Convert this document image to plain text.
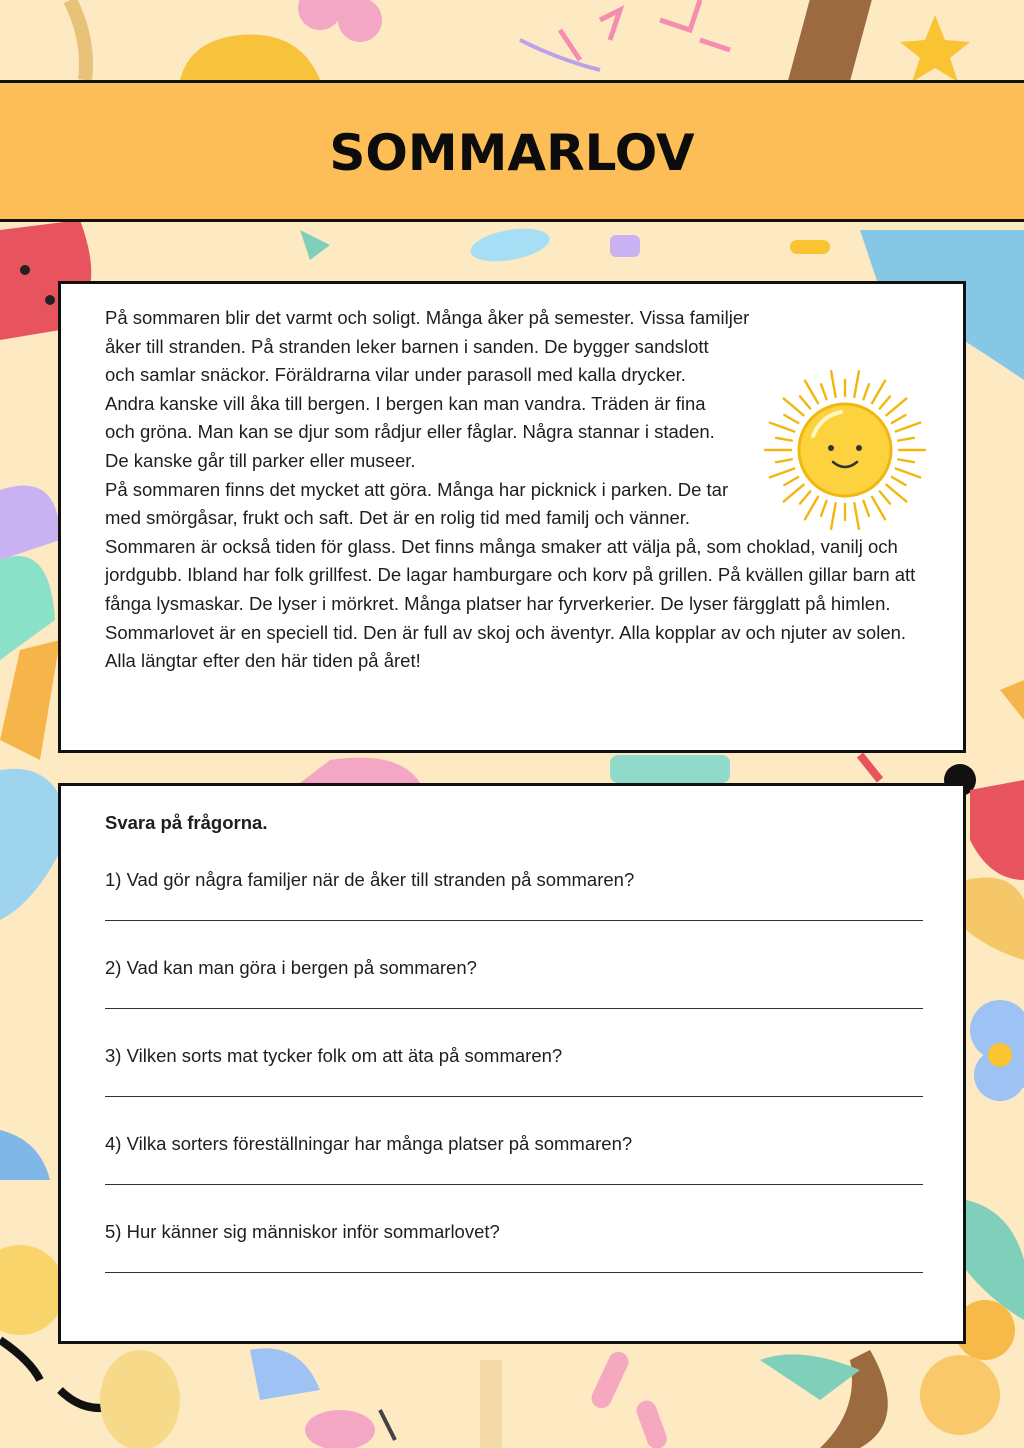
SOMMARLOV

På sommaren blir det varmt och soligt. Många åker på semester. Vissa familjer åker till stranden. På stranden leker barnen i sanden. De bygger sandslott och samlar snäckor. Föräldrarna vilar under parasoll med kalla drycker. Andra kanske vill åka till bergen. I bergen kan man vandra. Träden är fina och gröna. Man kan se djur som rådjur eller fåglar. Några stannar i staden. De kanske går till parker eller museer.

På sommaren finns det mycket att göra. Många har picknick i parken. De tar med smörgåsar, frukt och saft. Det är en rolig tid med familj och vänner.

Sommaren är också tiden för glass. Det finns många smaker att välja på, som choklad, vanilj och jordgubb. Ibland har folk grillfest. De lagar hamburgare och korv på grillen. På kvällen gillar barn att fånga lysmaskar. De lyser i mörkret. Många platser har fyrverkerier. De lyser färgglatt på himlen.

Sommarlovet är en speciell tid. Den är full av skoj och äventyr. Alla kopplar av och njuter av solen. Alla längtar efter den här tiden på året!

Svara på frågorna.

1) Vad gör några familjer när de åker till stranden på sommaren?

2) Vad kan man göra i bergen på sommaren?

3) Vilken sorts mat tycker folk om att äta på sommaren?

4) Vilka sorters föreställningar har många platser på sommaren?

5) Hur känner sig människor inför sommarlovet?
--*--
Determine how many lines of this listing contain "tiden", and give only the number.

2